-- Start --

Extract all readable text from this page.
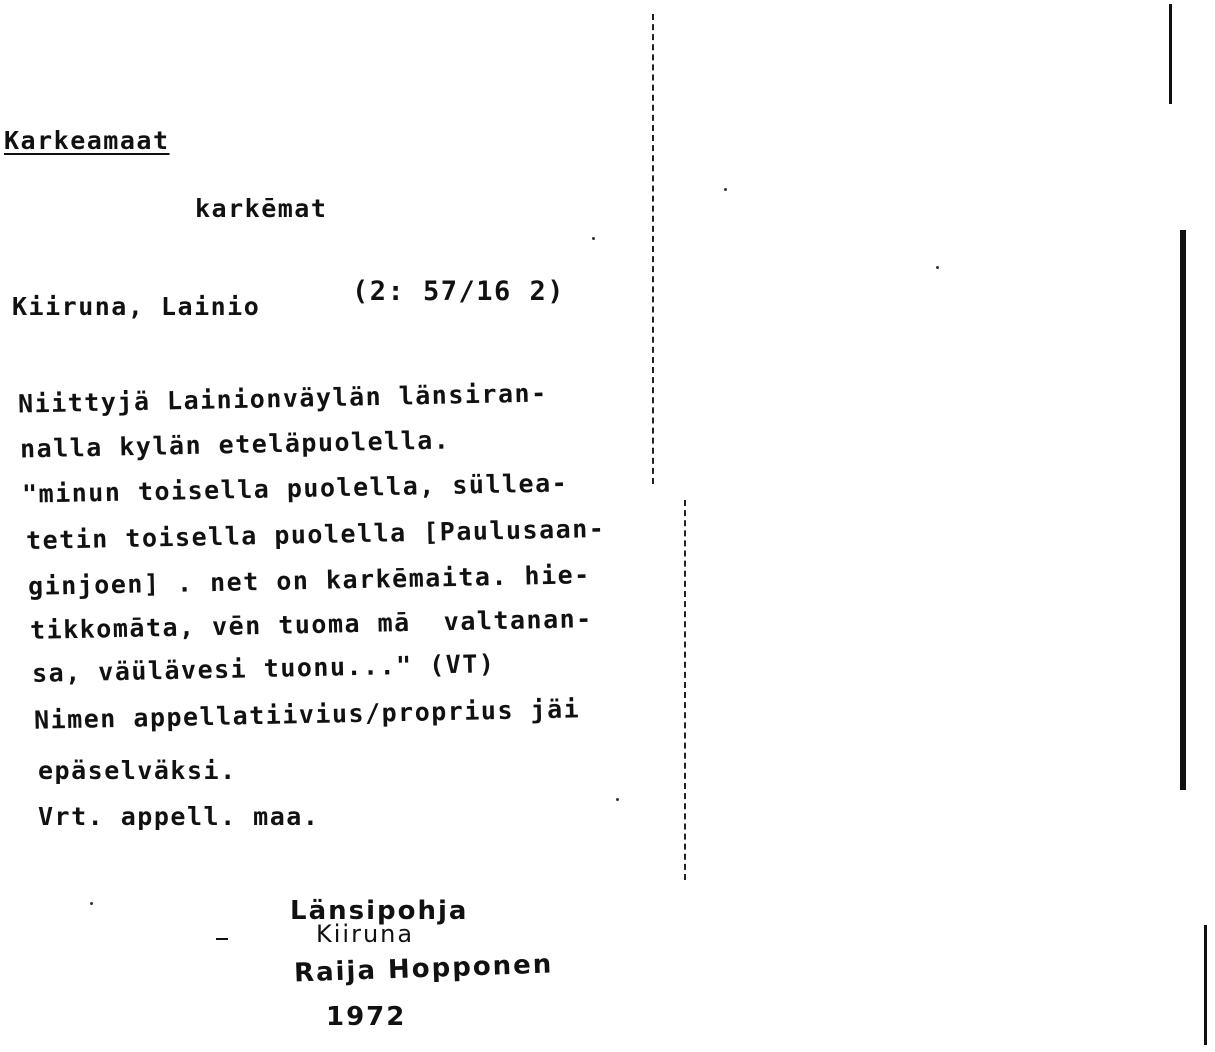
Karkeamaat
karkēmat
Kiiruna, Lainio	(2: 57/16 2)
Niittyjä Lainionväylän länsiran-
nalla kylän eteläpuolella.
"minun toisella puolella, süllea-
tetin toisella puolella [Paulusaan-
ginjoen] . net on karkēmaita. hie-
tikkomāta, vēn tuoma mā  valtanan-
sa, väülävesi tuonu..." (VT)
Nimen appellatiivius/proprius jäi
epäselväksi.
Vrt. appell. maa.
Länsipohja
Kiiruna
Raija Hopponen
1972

-- End --
-- Start --

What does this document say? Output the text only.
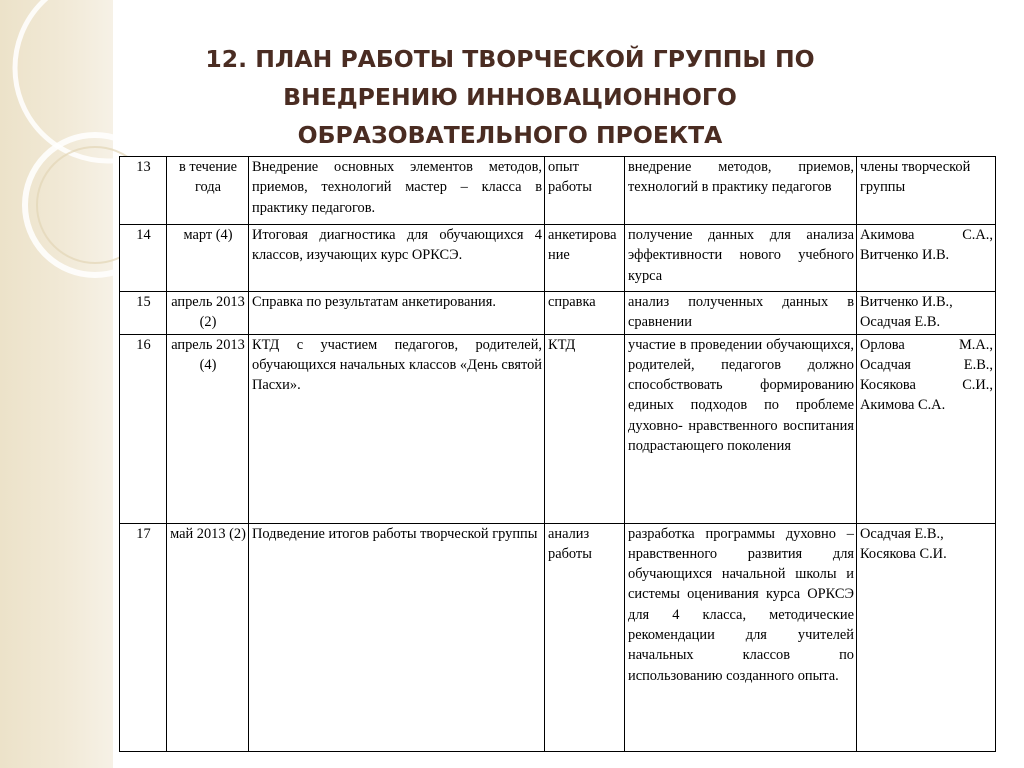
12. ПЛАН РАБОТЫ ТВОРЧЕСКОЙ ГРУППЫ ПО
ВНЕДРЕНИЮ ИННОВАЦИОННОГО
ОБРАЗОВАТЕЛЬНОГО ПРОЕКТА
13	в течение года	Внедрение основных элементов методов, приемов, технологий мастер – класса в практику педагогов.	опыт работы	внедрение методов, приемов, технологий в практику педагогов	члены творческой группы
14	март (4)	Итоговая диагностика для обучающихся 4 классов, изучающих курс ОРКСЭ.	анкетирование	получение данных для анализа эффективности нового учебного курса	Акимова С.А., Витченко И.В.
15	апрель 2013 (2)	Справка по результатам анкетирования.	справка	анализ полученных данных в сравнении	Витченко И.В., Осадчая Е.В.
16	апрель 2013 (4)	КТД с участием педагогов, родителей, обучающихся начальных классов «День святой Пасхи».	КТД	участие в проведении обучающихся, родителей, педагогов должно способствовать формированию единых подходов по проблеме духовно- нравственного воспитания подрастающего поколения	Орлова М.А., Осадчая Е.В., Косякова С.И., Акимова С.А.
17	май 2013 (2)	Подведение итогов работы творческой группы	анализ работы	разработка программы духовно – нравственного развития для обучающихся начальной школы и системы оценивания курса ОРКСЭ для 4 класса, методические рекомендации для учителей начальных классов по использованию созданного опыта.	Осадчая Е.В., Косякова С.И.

-- End --

**EXERCISE TASK**
Gather all lines from the records above in which "text" appears.

**WRITTEN RESPONSE**
Extract all readable text from this page.
What does this document say? Output the text only.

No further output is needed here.